* **What to produce**
Count how many lines contain the word "CIMP". Respond with the number alone.

* **Task data**
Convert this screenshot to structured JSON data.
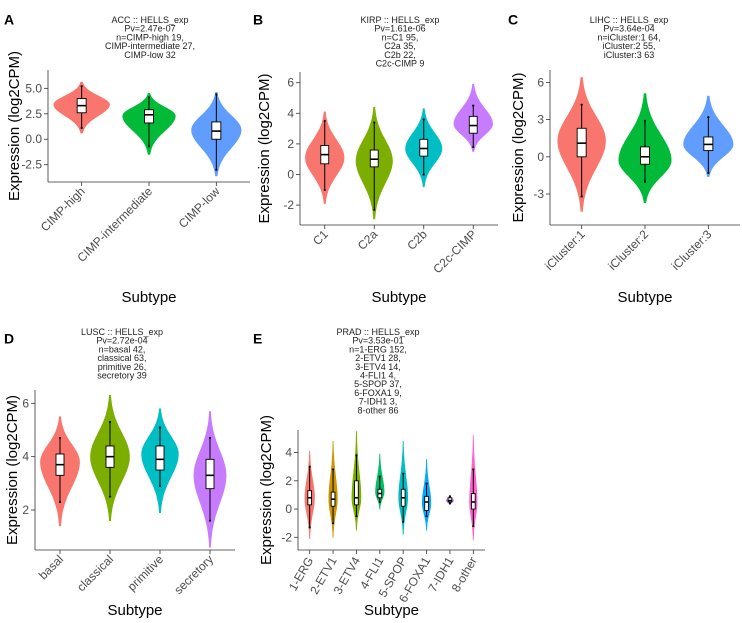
{
  "figure": {
    "background": "#ffffff",
    "box_fill": "#ffffff",
    "box_stroke": "#000000"
  },
  "chart_data": [
    {
      "panel": "A",
      "type": "violin",
      "title_lines": [
        "ACC :: HELLS_exp",
        "Pv=2.47e-07",
        "n=CIMP-high 19,",
        "CIMP-intermediate 27,",
        "CIMP-low 32"
      ],
      "xlabel": "Subtype",
      "ylabel": "Expression (log2CPM)",
      "ylim": [
        -4.2,
        6.8
      ],
      "yticks": [
        -2.5,
        0.0,
        2.5,
        5.0
      ],
      "ytick_labels": [
        "-2.5",
        "0.0",
        "2.5",
        "5.0"
      ],
      "categories": [
        "CIMP-high",
        "CIMP-intermediate",
        "CIMP-low"
      ],
      "colors": [
        "#F8766D",
        "#00BA38",
        "#619CFF"
      ],
      "groups": [
        {
          "min": 1.1,
          "q1": 2.6,
          "median": 3.3,
          "q3": 4.0,
          "max": 5.2,
          "lo": 0.6,
          "hi": 5.6,
          "mode": 3.4,
          "halfwidth": 0.9
        },
        {
          "min": -0.7,
          "q1": 1.6,
          "median": 2.4,
          "q3": 2.9,
          "max": 4.1,
          "lo": -1.5,
          "hi": 4.5,
          "mode": 2.3,
          "halfwidth": 0.85
        },
        {
          "min": -3.0,
          "q1": 0.0,
          "median": 0.8,
          "q3": 1.7,
          "max": 4.4,
          "lo": -3.6,
          "hi": 4.6,
          "mode": 0.9,
          "halfwidth": 0.8
        }
      ]
    },
    {
      "panel": "B",
      "type": "violin",
      "title_lines": [
        "KIRP :: HELLS_exp",
        "Pv=1.61e-06",
        "n=C1 95,",
        "C2a 35,",
        "C2b 22,",
        "C2c-CIMP 9"
      ],
      "xlabel": "Subtype",
      "ylabel": "Expression (log2CPM)",
      "ylim": [
        -3.3,
        6.7
      ],
      "yticks": [
        -2,
        0,
        2,
        4,
        6
      ],
      "ytick_labels": [
        "-2",
        "0",
        "2",
        "4",
        "6"
      ],
      "categories": [
        "C1",
        "C2a",
        "C2b",
        "C2c-CIMP"
      ],
      "colors": [
        "#F8766D",
        "#7CAE00",
        "#00BFC4",
        "#C77CFF"
      ],
      "groups": [
        {
          "min": -1.0,
          "q1": 0.7,
          "median": 1.3,
          "q3": 1.9,
          "max": 3.5,
          "lo": -1.9,
          "hi": 4.1,
          "mode": 1.1,
          "halfwidth": 0.85
        },
        {
          "min": -2.3,
          "q1": 0.5,
          "median": 1.0,
          "q3": 1.6,
          "max": 3.4,
          "lo": -2.9,
          "hi": 4.4,
          "mode": 0.9,
          "halfwidth": 0.8
        },
        {
          "min": 0.0,
          "q1": 1.2,
          "median": 1.7,
          "q3": 2.3,
          "max": 3.6,
          "lo": -0.8,
          "hi": 4.3,
          "mode": 1.7,
          "halfwidth": 0.8
        },
        {
          "min": 1.8,
          "q1": 2.7,
          "median": 3.2,
          "q3": 3.8,
          "max": 4.5,
          "lo": 1.5,
          "hi": 5.9,
          "mode": 3.3,
          "halfwidth": 0.85
        }
      ]
    },
    {
      "panel": "C",
      "type": "violin",
      "title_lines": [
        "LIHC :: HELLS_exp",
        "Pv=3.64e-04",
        "n=iCluster:1 64,",
        "iCluster:2 55,",
        "iCluster:3 63"
      ],
      "xlabel": "Subtype",
      "ylabel": "Expression (log2CPM)",
      "ylim": [
        -5.5,
        7.0
      ],
      "yticks": [
        -3,
        0,
        3,
        6
      ],
      "ytick_labels": [
        "-3",
        "0",
        "3",
        "6"
      ],
      "categories": [
        "iCluster:1",
        "iCluster:2",
        "iCluster:3"
      ],
      "colors": [
        "#F8766D",
        "#00BA38",
        "#619CFF"
      ],
      "groups": [
        {
          "min": -3.2,
          "q1": 0.0,
          "median": 1.1,
          "q3": 2.3,
          "max": 4.2,
          "lo": -4.4,
          "hi": 6.4,
          "mode": 1.3,
          "halfwidth": 0.82
        },
        {
          "min": -2.0,
          "q1": -0.6,
          "median": 0.0,
          "q3": 0.8,
          "max": 2.9,
          "lo": -3.7,
          "hi": 5.1,
          "mode": -0.3,
          "halfwidth": 0.9
        },
        {
          "min": -1.3,
          "q1": 0.5,
          "median": 1.0,
          "q3": 1.6,
          "max": 3.2,
          "lo": -1.6,
          "hi": 4.9,
          "mode": 1.0,
          "halfwidth": 0.85
        }
      ]
    },
    {
      "panel": "D",
      "type": "violin",
      "title_lines": [
        "LUSC :: HELLS_exp",
        "Pv=2.72e-04",
        "n=basal 42,",
        "classical 63,",
        "primitive 26,",
        "secretory 39"
      ],
      "xlabel": "Subtype",
      "ylabel": "Expression (log2CPM)",
      "ylim": [
        0.5,
        6.5
      ],
      "yticks": [
        2,
        4,
        6
      ],
      "ytick_labels": [
        "2",
        "4",
        "6"
      ],
      "categories": [
        "basal",
        "classical",
        "primitive",
        "secretory"
      ],
      "colors": [
        "#F8766D",
        "#7CAE00",
        "#00BFC4",
        "#C77CFF"
      ],
      "groups": [
        {
          "min": 2.3,
          "q1": 3.3,
          "median": 3.7,
          "q3": 4.1,
          "max": 4.7,
          "lo": 1.4,
          "hi": 5.5,
          "mode": 3.8,
          "halfwidth": 0.85
        },
        {
          "min": 2.5,
          "q1": 3.6,
          "median": 4.0,
          "q3": 4.4,
          "max": 5.3,
          "lo": 1.6,
          "hi": 6.3,
          "mode": 4.0,
          "halfwidth": 0.85
        },
        {
          "min": 2.9,
          "q1": 3.5,
          "median": 3.9,
          "q3": 4.4,
          "max": 5.1,
          "lo": 1.9,
          "hi": 5.8,
          "mode": 4.1,
          "halfwidth": 0.8
        },
        {
          "min": 1.6,
          "q1": 2.8,
          "median": 3.3,
          "q3": 3.9,
          "max": 4.7,
          "lo": 0.6,
          "hi": 5.7,
          "mode": 3.3,
          "halfwidth": 0.7
        }
      ]
    },
    {
      "panel": "E",
      "type": "violin",
      "title_lines": [
        "PRAD :: HELLS_exp",
        "Pv=3.53e-01",
        "n=1-ERG 152,",
        "2-ETV1 28,",
        "3-ETV4 14,",
        "4-FLI1 4,",
        "5-SPOP 37,",
        "6-FOXA1 9,",
        "7-IDH1 3,",
        "8-other 86"
      ],
      "xlabel": "Subtype",
      "ylabel": "Expression (log2CPM)",
      "ylim": [
        -2.9,
        5.6
      ],
      "yticks": [
        -2,
        0,
        2,
        4
      ],
      "ytick_labels": [
        "-2",
        "0",
        "2",
        "4"
      ],
      "categories": [
        "1-ERG",
        "2-ETV1",
        "3-ETV4",
        "4-FLI1",
        "5-SPOP",
        "6-FOXA1",
        "7-IDH1",
        "8-other"
      ],
      "colors": [
        "#F8766D",
        "#CD9600",
        "#7CAE00",
        "#00BE67",
        "#00BFC4",
        "#00A9FF",
        "#C77CFF",
        "#FF61CC"
      ],
      "groups": [
        {
          "min": -1.3,
          "q1": 0.3,
          "median": 0.8,
          "q3": 1.3,
          "max": 3.0,
          "lo": -2.1,
          "hi": 4.1,
          "mode": 0.8,
          "halfwidth": 0.45
        },
        {
          "min": -1.0,
          "q1": 0.2,
          "median": 0.7,
          "q3": 1.2,
          "max": 2.8,
          "lo": -2.0,
          "hi": 4.8,
          "mode": 0.7,
          "halfwidth": 0.4
        },
        {
          "min": -0.5,
          "q1": 0.3,
          "median": 0.8,
          "q3": 2.0,
          "max": 3.8,
          "lo": -1.5,
          "hi": 5.5,
          "mode": 0.8,
          "halfwidth": 0.42
        },
        {
          "min": 0.5,
          "q1": 0.8,
          "median": 1.1,
          "q3": 1.4,
          "max": 2.3,
          "lo": 0.0,
          "hi": 3.9,
          "mode": 1.2,
          "halfwidth": 0.4
        },
        {
          "min": -0.9,
          "q1": 0.2,
          "median": 0.8,
          "q3": 1.4,
          "max": 2.5,
          "lo": -1.8,
          "hi": 4.8,
          "mode": 0.8,
          "halfwidth": 0.42
        },
        {
          "min": -0.5,
          "q1": -0.1,
          "median": 0.5,
          "q3": 0.9,
          "max": 1.8,
          "lo": -1.5,
          "hi": 3.5,
          "mode": 0.4,
          "halfwidth": 0.4
        },
        {
          "min": 0.4,
          "q1": 0.5,
          "median": 0.6,
          "q3": 0.8,
          "max": 0.9,
          "lo": 0.3,
          "hi": 1.0,
          "mode": 0.6,
          "halfwidth": 0.35
        },
        {
          "min": -1.2,
          "q1": 0.0,
          "median": 0.5,
          "q3": 1.1,
          "max": 2.8,
          "lo": -2.2,
          "hi": 5.2,
          "mode": 0.5,
          "halfwidth": 0.35
        }
      ]
    }
  ]
}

* **Answer for this exercise**
8